Text block:
........
When the story broke last summer, I told Rachel Maddow that we didn’t expect the military to do a competent or transparent investigation, and that we wanted the (civilian) Centers for Disease Control (CDC) or EPA to do the job. Sure enough, the first official responses dismissed the risks. But this month, the Herald’s Carol Rosenberg published an official internal report that detailed some of what was actually found in the complex.

What’d they find after a quick first look? Here are the highlights:

Mercury, at levels characterized as “below permissible exposure limits” – though mercury, like lead, has no accepted safe exposure limit.

Benzo(a)pyrene, a product of poorly-burned hydrocarbons (jet fuel, anyone?) that when taken into the body metabolizes into a slew of compounds that bind hard to DNA and cause mutations and cancer. It is seen in cigarette smoke, and like smoking is associated with unusually malignant and exotic cancers – exposure to benzo(a)pyrene in chimney sweeps caused a rare form of scrotum cancer.
........
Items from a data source
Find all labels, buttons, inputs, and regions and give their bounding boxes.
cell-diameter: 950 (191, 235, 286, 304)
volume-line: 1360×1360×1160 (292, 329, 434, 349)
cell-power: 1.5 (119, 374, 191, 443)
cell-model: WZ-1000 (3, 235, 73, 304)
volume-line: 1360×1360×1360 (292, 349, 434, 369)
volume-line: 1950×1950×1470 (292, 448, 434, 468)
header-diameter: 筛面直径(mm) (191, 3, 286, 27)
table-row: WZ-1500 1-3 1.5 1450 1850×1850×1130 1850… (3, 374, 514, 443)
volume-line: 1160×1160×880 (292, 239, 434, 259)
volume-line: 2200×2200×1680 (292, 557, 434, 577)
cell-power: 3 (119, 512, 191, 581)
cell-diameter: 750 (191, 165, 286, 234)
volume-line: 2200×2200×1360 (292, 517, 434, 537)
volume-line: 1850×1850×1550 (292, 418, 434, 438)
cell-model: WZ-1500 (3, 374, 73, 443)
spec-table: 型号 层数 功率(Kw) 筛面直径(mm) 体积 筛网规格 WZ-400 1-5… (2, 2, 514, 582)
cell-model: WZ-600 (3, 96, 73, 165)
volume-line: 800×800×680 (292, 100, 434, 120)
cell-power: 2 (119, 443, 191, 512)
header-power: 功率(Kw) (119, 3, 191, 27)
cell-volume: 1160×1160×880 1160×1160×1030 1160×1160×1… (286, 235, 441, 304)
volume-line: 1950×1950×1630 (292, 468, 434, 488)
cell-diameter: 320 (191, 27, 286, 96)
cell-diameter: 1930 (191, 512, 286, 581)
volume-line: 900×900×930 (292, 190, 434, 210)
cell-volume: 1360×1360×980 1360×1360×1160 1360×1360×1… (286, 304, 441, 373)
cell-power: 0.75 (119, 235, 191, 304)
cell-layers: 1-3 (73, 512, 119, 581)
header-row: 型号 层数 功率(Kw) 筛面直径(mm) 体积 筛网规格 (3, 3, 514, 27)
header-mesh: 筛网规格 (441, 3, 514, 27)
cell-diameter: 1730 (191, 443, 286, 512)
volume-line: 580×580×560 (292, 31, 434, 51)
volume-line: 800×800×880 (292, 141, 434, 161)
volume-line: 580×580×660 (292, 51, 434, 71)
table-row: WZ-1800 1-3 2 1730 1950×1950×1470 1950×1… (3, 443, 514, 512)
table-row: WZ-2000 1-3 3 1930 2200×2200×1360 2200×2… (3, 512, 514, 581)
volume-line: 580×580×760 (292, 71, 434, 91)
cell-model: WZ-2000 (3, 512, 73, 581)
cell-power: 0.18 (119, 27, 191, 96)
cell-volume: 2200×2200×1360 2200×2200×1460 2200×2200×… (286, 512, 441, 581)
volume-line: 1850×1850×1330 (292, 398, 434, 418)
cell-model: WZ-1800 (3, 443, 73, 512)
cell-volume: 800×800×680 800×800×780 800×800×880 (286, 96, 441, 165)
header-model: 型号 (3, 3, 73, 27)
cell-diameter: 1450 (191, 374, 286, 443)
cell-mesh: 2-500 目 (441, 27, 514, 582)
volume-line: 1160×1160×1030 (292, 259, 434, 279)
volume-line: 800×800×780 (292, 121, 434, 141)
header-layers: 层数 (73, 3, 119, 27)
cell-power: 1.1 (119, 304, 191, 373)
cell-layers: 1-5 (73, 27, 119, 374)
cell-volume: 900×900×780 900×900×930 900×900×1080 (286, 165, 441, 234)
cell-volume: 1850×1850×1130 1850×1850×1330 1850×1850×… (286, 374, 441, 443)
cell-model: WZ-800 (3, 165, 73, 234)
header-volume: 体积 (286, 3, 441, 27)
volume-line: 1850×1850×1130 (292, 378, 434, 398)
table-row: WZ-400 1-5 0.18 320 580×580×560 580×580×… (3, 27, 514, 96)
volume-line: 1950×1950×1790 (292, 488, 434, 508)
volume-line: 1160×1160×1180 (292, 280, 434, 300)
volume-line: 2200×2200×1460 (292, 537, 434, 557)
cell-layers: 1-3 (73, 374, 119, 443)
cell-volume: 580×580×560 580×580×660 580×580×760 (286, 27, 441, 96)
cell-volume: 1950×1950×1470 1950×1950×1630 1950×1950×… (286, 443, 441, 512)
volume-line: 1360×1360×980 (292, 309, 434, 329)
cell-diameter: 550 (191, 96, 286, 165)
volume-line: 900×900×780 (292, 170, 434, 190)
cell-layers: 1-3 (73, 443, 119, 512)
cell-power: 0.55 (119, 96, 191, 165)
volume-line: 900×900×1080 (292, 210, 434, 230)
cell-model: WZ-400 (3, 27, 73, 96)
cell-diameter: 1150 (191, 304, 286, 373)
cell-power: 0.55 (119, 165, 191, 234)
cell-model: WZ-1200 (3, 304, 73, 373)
........
Exercise set:
1. Answer these about the text on the internal contamination report:
(a) Which two agencies did the writer want to carry out the investigation?
(b) Who published the official internal report?
(c) What did benzo(a)pyrene exposure cause in chimney sweeps?
2. Reproduce word for word the part of the text on the internal contamination report that begins at the words "Benzo(a)pyrene, a product" and stops after "of scrotum cancer.".
3. Carry on the text about the internal contamination report, starting after its final sentence.

Answers to the exercise:
1.
(a) The Centers for Disease Control (CDC) or the EPA.
(b) The Herald's Carol Rosenberg.
(c) A rare form of scrotum cancer.

2.
Benzo(a)pyrene, a product of poorly-burned hydrocarbons (jet fuel, anyone?) that when taken into the body metabolizes into a slew of compounds that bind hard to DNA and cause mutations and cancer. It is seen in cigarette smoke, and like smoking is associated with unusually malignant and exotic cancers – exposure to benzo(a)pyrene in chimney sweeps caused a rare form of scrotum cancer.

3.
Polychlorinated biphenyls (PCBs), dioxin-like carcinogens and endocrine disruptors (thyroid problems, anyone?) with (again) no safe exposure level, present in one building, though full environmental sampling tests have not yet been done.

Asbestos, which we all know about at this point, in some of the older buildings.

Formaldehyde, another known carcinogen, in excess of EPA safe limits, in some of the newer buildings (cf. issues with Hurricane Katrina trailer housing), perhaps exacerbated by the lack of fresh air circulation in the challenging climate-controlled environment down at Gtmo.

And arsenic, a more traditional poison and Group 1 carcinogen, which is, in fairness, found everywhere there is pesticide – and there is a lot of pesticide at Gtmo.

The report led the commander of the Office of Military Commission Defense, Brigadier General John Baker, to forbid his staff from staying at Camp Justice until remedial measures are announced. A Navy expert, Rear Admiral Kenneth Iverson, stated that Gen. Baker’s response was reasonable and that he was surprised that more chemicals hadn’t been found given the history of the abandoned airfield on which Camp Justice was built.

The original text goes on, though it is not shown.